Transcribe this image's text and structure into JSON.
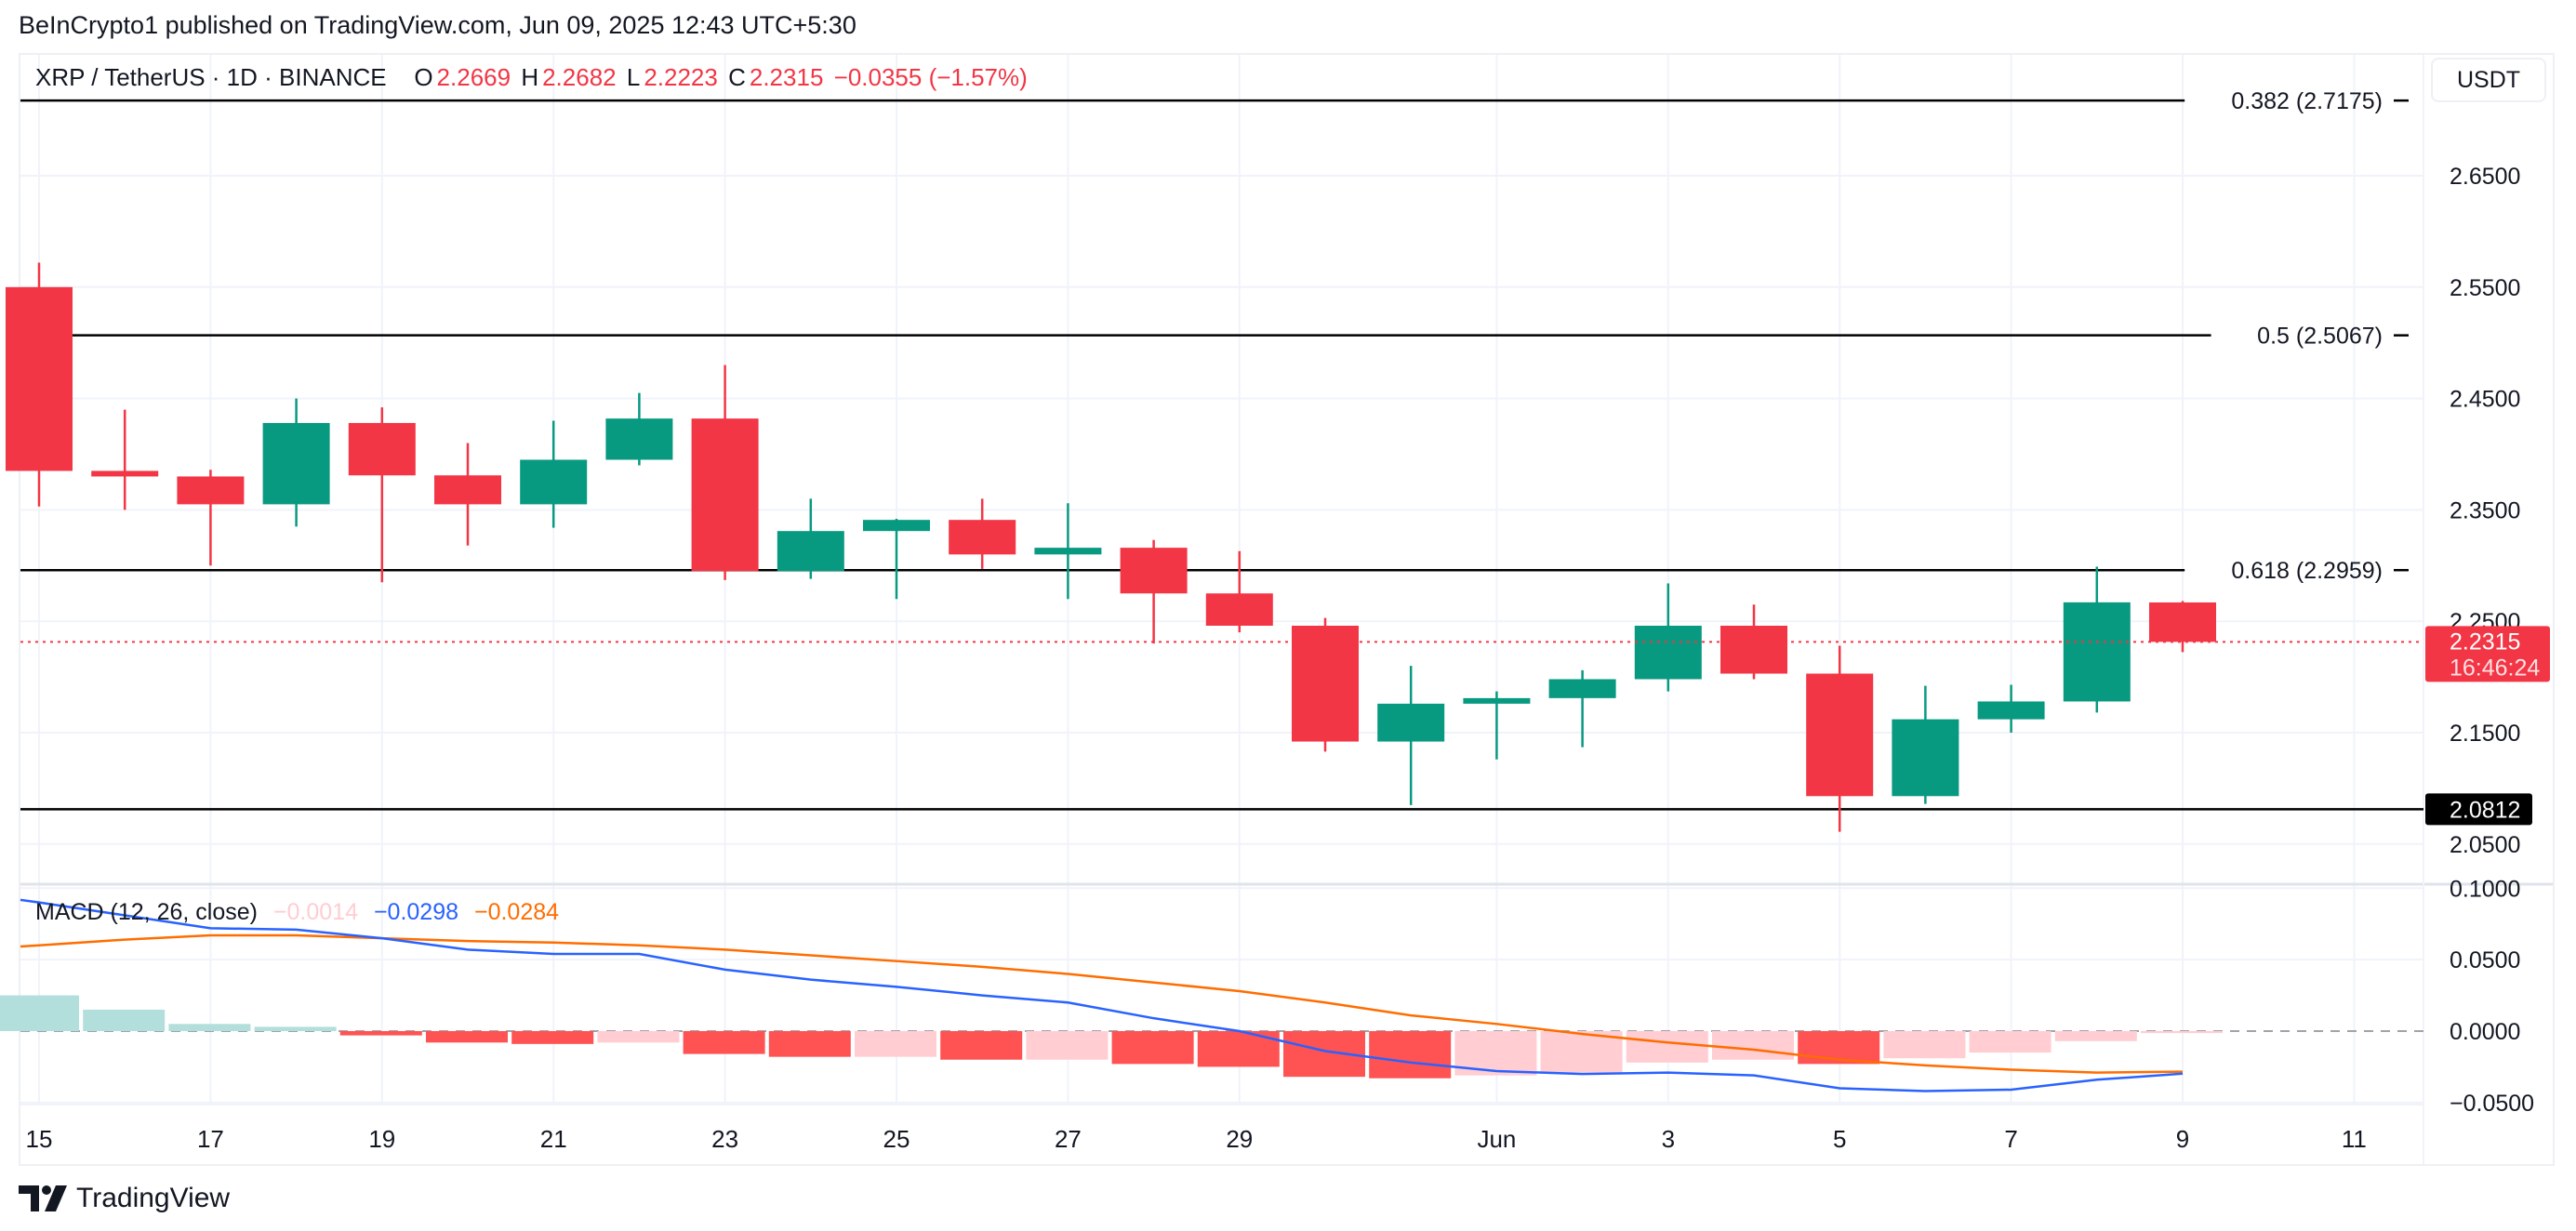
{
  "header": {
    "published": "BeInCrypto1 published on TradingView.com, Jun 09, 2025 12:43 UTC+5:30"
  },
  "legend": {
    "symbol": "XRP / TetherUS · 1D · BINANCE",
    "o_label": "O",
    "o": "2.2669",
    "h_label": "H",
    "h": "2.2682",
    "l_label": "L",
    "l": "2.2223",
    "c_label": "C",
    "c": "2.2315",
    "change": "−0.0355 (−1.57%)"
  },
  "currency_button": "USDT",
  "current_price": {
    "value": "2.2315",
    "countdown": "16:46:24"
  },
  "macd_legend": {
    "title": "MACD (12, 26, close)",
    "hist": "−0.0014",
    "macd": "−0.0298",
    "signal": "−0.0284"
  },
  "brand": {
    "name": "TradingView"
  },
  "colors": {
    "up": "#089981",
    "down": "#f23645",
    "macd": "#2962ff",
    "signal": "#ff6d00",
    "hist_up_fading": "#b2dfdb",
    "hist_down_growing": "#ff5252",
    "hist_down_fading": "#ffcdd2"
  },
  "chart_data": [
    {
      "type": "candlestick",
      "ylim": [
        2.02,
        2.75
      ],
      "y_ticks": [
        "2.6500",
        "2.5500",
        "2.4500",
        "2.3500",
        "2.2500",
        "2.1500",
        "2.0500"
      ],
      "grid": true,
      "x_ticks": [
        {
          "label": "15",
          "date": "2025-05-15"
        },
        {
          "label": "17",
          "date": "2025-05-17"
        },
        {
          "label": "19",
          "date": "2025-05-19"
        },
        {
          "label": "21",
          "date": "2025-05-21"
        },
        {
          "label": "23",
          "date": "2025-05-23"
        },
        {
          "label": "25",
          "date": "2025-05-25"
        },
        {
          "label": "27",
          "date": "2025-05-27"
        },
        {
          "label": "29",
          "date": "2025-05-29"
        },
        {
          "label": "Jun",
          "date": "2025-06-01"
        },
        {
          "label": "3",
          "date": "2025-06-03"
        },
        {
          "label": "5",
          "date": "2025-06-05"
        },
        {
          "label": "7",
          "date": "2025-06-07"
        },
        {
          "label": "9",
          "date": "2025-06-09"
        },
        {
          "label": "11",
          "date": "2025-06-11"
        }
      ],
      "candles": [
        {
          "date": "2025-05-15",
          "o": 2.55,
          "h": 2.572,
          "l": 2.353,
          "c": 2.385
        },
        {
          "date": "2025-05-16",
          "o": 2.385,
          "h": 2.44,
          "l": 2.35,
          "c": 2.38
        },
        {
          "date": "2025-05-17",
          "o": 2.38,
          "h": 2.386,
          "l": 2.3,
          "c": 2.355
        },
        {
          "date": "2025-05-18",
          "o": 2.355,
          "h": 2.45,
          "l": 2.335,
          "c": 2.428
        },
        {
          "date": "2025-05-19",
          "o": 2.428,
          "h": 2.442,
          "l": 2.285,
          "c": 2.381
        },
        {
          "date": "2025-05-20",
          "o": 2.381,
          "h": 2.41,
          "l": 2.318,
          "c": 2.355
        },
        {
          "date": "2025-05-21",
          "o": 2.355,
          "h": 2.43,
          "l": 2.334,
          "c": 2.395
        },
        {
          "date": "2025-05-22",
          "o": 2.395,
          "h": 2.455,
          "l": 2.39,
          "c": 2.432
        },
        {
          "date": "2025-05-23",
          "o": 2.432,
          "h": 2.48,
          "l": 2.287,
          "c": 2.295
        },
        {
          "date": "2025-05-24",
          "o": 2.295,
          "h": 2.36,
          "l": 2.288,
          "c": 2.331
        },
        {
          "date": "2025-05-25",
          "o": 2.331,
          "h": 2.342,
          "l": 2.27,
          "c": 2.341
        },
        {
          "date": "2025-05-26",
          "o": 2.341,
          "h": 2.36,
          "l": 2.297,
          "c": 2.31
        },
        {
          "date": "2025-05-27",
          "o": 2.31,
          "h": 2.356,
          "l": 2.27,
          "c": 2.316
        },
        {
          "date": "2025-05-28",
          "o": 2.316,
          "h": 2.323,
          "l": 2.23,
          "c": 2.275
        },
        {
          "date": "2025-05-29",
          "o": 2.275,
          "h": 2.313,
          "l": 2.24,
          "c": 2.246
        },
        {
          "date": "2025-05-30",
          "o": 2.246,
          "h": 2.253,
          "l": 2.133,
          "c": 2.142
        },
        {
          "date": "2025-05-31",
          "o": 2.142,
          "h": 2.21,
          "l": 2.085,
          "c": 2.176
        },
        {
          "date": "2025-06-01",
          "o": 2.176,
          "h": 2.187,
          "l": 2.126,
          "c": 2.181
        },
        {
          "date": "2025-06-02",
          "o": 2.181,
          "h": 2.206,
          "l": 2.137,
          "c": 2.198
        },
        {
          "date": "2025-06-03",
          "o": 2.198,
          "h": 2.284,
          "l": 2.187,
          "c": 2.246
        },
        {
          "date": "2025-06-04",
          "o": 2.246,
          "h": 2.265,
          "l": 2.198,
          "c": 2.203
        },
        {
          "date": "2025-06-05",
          "o": 2.203,
          "h": 2.228,
          "l": 2.061,
          "c": 2.093
        },
        {
          "date": "2025-06-06",
          "o": 2.093,
          "h": 2.192,
          "l": 2.086,
          "c": 2.162
        },
        {
          "date": "2025-06-07",
          "o": 2.162,
          "h": 2.193,
          "l": 2.15,
          "c": 2.178
        },
        {
          "date": "2025-06-08",
          "o": 2.178,
          "h": 2.299,
          "l": 2.168,
          "c": 2.267
        },
        {
          "date": "2025-06-09",
          "o": 2.2669,
          "h": 2.2682,
          "l": 2.2223,
          "c": 2.2315
        }
      ],
      "levels": [
        {
          "label": "0.382 (2.7175)",
          "price": 2.7175
        },
        {
          "label": "0.5 (2.5067)",
          "price": 2.5067
        },
        {
          "label": "0.618 (2.2959)",
          "price": 2.2959
        },
        {
          "label": "2.0812",
          "price": 2.0812,
          "axis_label": true
        }
      ]
    },
    {
      "type": "macd",
      "title": "MACD (12, 26, close)",
      "ylim": [
        -0.06,
        0.105
      ],
      "y_ticks": [
        "0.1000",
        "0.0500",
        "0.0000",
        "−0.0500"
      ],
      "dates": [
        "2025-05-15",
        "2025-05-16",
        "2025-05-17",
        "2025-05-18",
        "2025-05-19",
        "2025-05-20",
        "2025-05-21",
        "2025-05-22",
        "2025-05-23",
        "2025-05-24",
        "2025-05-25",
        "2025-05-26",
        "2025-05-27",
        "2025-05-28",
        "2025-05-29",
        "2025-05-30",
        "2025-05-31",
        "2025-06-01",
        "2025-06-02",
        "2025-06-03",
        "2025-06-04",
        "2025-06-05",
        "2025-06-06",
        "2025-06-07",
        "2025-06-08",
        "2025-06-09"
      ],
      "histogram": [
        0.025,
        0.015,
        0.005,
        0.003,
        -0.003,
        -0.008,
        -0.009,
        -0.008,
        -0.016,
        -0.018,
        -0.018,
        -0.02,
        -0.02,
        -0.023,
        -0.025,
        -0.032,
        -0.033,
        -0.031,
        -0.029,
        -0.022,
        -0.02,
        -0.023,
        -0.019,
        -0.015,
        -0.007,
        -0.0014
      ],
      "macd": [
        0.09,
        0.081,
        0.072,
        0.071,
        0.065,
        0.057,
        0.054,
        0.054,
        0.043,
        0.036,
        0.031,
        0.025,
        0.02,
        0.009,
        0.0,
        -0.014,
        -0.022,
        -0.028,
        -0.03,
        -0.029,
        -0.031,
        -0.04,
        -0.042,
        -0.041,
        -0.034,
        -0.0298
      ],
      "signal": [
        0.06,
        0.064,
        0.067,
        0.067,
        0.065,
        0.063,
        0.062,
        0.06,
        0.057,
        0.053,
        0.049,
        0.045,
        0.04,
        0.034,
        0.028,
        0.02,
        0.011,
        0.005,
        -0.002,
        -0.008,
        -0.013,
        -0.02,
        -0.024,
        -0.027,
        -0.029,
        -0.0284
      ]
    }
  ]
}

+ + + + +

_AIM OF THE EXERCISE_
Each line holding "TradingView" must be found and copied.

_WRITTEN RESPONSE_
    "published": "BeInCrypto1 published on TradingView.com, Jun 09, 2025 12:43 UTC+5:30"
    "name": "TradingView"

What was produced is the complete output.